• **REQUIRED WORK**
Among the lines below, count those containing the word "JSON". Give the number only.

* START *

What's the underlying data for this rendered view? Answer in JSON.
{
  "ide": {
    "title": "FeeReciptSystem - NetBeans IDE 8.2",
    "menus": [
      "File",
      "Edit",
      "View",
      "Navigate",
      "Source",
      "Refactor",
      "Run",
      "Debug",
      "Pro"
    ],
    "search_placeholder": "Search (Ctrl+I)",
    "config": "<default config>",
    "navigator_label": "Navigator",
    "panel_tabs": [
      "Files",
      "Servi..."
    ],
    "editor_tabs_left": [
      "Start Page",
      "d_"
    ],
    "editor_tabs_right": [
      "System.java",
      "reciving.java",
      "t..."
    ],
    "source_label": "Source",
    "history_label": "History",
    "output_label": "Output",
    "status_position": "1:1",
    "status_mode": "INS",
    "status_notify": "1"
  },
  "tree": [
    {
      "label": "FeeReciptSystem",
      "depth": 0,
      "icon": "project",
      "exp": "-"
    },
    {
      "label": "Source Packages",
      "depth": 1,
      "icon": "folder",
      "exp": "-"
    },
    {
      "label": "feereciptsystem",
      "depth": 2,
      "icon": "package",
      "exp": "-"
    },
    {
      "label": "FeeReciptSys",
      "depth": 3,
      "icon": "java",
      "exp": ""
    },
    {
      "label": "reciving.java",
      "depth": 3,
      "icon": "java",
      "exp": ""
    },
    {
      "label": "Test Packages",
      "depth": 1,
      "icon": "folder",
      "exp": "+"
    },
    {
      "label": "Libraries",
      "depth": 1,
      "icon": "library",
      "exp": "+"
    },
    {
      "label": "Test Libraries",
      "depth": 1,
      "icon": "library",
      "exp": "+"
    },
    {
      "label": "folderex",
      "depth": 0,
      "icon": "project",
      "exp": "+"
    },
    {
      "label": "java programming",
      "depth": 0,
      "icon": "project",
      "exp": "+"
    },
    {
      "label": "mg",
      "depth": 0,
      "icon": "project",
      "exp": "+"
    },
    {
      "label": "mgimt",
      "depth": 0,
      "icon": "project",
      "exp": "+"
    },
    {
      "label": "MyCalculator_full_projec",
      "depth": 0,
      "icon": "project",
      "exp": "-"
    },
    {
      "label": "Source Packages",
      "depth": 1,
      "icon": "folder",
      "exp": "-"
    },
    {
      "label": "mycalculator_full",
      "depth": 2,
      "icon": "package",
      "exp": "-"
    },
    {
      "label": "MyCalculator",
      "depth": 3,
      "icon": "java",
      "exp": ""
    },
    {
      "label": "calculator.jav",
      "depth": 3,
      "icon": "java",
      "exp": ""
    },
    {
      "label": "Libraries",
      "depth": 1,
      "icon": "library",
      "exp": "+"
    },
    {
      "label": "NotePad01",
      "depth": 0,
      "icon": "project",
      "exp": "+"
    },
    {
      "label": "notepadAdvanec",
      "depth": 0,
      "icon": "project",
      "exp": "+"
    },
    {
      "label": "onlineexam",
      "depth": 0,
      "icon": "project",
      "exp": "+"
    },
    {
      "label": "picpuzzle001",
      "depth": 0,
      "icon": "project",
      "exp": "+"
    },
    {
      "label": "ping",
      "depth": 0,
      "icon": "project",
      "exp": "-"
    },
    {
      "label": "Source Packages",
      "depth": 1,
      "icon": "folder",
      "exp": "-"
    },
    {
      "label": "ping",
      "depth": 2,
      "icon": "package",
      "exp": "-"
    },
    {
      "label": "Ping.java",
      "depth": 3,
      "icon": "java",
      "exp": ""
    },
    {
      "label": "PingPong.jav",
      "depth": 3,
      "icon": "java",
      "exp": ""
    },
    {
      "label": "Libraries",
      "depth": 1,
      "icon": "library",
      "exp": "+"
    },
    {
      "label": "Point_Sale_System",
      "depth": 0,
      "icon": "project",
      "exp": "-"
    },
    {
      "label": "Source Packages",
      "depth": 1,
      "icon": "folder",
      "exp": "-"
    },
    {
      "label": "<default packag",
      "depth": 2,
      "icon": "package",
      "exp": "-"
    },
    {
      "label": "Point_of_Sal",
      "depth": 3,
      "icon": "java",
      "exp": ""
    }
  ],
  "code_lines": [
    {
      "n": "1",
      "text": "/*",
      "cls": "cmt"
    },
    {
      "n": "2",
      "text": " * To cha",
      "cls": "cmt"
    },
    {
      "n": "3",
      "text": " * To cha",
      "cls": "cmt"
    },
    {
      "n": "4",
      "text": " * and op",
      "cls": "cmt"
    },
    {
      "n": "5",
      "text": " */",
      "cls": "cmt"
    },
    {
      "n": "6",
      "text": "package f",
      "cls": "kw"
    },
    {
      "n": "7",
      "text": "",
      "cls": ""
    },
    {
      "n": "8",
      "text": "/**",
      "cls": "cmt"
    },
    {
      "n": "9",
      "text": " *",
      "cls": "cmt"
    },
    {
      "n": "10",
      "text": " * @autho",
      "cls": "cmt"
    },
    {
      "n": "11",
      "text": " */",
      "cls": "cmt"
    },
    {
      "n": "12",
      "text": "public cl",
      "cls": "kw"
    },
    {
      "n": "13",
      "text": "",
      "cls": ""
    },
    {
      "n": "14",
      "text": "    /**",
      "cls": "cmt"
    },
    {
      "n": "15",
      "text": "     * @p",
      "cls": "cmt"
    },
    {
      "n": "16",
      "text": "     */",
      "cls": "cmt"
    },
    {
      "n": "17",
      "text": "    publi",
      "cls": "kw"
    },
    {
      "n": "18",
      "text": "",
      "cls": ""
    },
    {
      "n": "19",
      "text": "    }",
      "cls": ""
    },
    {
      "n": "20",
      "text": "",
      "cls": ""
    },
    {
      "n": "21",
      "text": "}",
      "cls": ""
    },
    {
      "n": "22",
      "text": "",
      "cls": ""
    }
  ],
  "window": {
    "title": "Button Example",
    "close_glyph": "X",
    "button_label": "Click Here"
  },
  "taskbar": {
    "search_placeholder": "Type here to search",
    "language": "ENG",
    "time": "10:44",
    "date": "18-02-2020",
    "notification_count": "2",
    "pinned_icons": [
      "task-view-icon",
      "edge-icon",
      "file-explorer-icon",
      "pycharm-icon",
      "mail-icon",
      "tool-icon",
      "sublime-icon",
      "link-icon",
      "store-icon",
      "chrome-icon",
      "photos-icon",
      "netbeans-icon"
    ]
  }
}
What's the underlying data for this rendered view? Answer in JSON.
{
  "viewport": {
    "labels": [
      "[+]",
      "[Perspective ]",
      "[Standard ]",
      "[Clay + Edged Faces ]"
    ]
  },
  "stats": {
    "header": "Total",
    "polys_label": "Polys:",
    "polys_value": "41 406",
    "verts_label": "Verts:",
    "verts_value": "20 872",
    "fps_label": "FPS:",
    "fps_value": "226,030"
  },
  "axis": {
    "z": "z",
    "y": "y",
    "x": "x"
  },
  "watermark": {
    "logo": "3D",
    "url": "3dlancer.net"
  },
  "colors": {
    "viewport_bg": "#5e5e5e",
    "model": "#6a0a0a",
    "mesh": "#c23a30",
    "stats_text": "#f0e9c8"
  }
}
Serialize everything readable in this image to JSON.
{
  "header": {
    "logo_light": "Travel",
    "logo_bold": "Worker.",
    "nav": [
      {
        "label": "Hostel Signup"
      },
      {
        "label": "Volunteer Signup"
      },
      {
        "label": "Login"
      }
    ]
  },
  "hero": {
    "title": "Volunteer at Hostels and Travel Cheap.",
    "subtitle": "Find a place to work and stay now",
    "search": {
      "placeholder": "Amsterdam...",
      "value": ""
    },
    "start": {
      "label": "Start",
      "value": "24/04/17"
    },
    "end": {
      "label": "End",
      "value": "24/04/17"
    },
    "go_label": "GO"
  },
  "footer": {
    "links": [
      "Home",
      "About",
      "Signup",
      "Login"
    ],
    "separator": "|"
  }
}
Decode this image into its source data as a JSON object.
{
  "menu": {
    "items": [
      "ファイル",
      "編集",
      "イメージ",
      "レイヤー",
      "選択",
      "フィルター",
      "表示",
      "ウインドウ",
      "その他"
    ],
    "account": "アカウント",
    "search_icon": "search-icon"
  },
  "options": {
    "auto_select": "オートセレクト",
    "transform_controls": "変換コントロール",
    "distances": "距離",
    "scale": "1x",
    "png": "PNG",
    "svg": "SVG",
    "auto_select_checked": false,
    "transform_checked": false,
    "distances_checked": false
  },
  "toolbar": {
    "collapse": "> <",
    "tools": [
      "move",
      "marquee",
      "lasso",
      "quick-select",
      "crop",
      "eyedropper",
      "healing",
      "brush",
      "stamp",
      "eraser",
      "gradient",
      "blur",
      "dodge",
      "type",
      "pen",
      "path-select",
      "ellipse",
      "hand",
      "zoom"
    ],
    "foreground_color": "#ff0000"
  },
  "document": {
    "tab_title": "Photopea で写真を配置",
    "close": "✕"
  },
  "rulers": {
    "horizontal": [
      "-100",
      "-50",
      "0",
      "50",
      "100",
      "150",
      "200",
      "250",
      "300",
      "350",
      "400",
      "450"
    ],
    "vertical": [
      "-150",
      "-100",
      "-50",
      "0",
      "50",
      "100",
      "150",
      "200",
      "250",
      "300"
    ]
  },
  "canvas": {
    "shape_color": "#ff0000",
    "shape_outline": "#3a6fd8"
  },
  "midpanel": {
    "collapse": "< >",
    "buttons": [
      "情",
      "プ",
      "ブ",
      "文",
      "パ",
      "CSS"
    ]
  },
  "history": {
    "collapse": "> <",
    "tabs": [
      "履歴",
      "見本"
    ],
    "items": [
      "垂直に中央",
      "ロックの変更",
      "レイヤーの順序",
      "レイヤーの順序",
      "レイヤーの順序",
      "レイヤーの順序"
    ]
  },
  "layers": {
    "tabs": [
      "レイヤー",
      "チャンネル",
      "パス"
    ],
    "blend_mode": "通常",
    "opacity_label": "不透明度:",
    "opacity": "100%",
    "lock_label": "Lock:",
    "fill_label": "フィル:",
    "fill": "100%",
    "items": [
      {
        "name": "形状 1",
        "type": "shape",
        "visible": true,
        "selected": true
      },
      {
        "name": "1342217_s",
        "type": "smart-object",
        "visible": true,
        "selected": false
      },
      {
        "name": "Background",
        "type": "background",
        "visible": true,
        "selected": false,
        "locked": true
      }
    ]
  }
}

* END *

• **ANSWER TO THIS PROBLEM**
4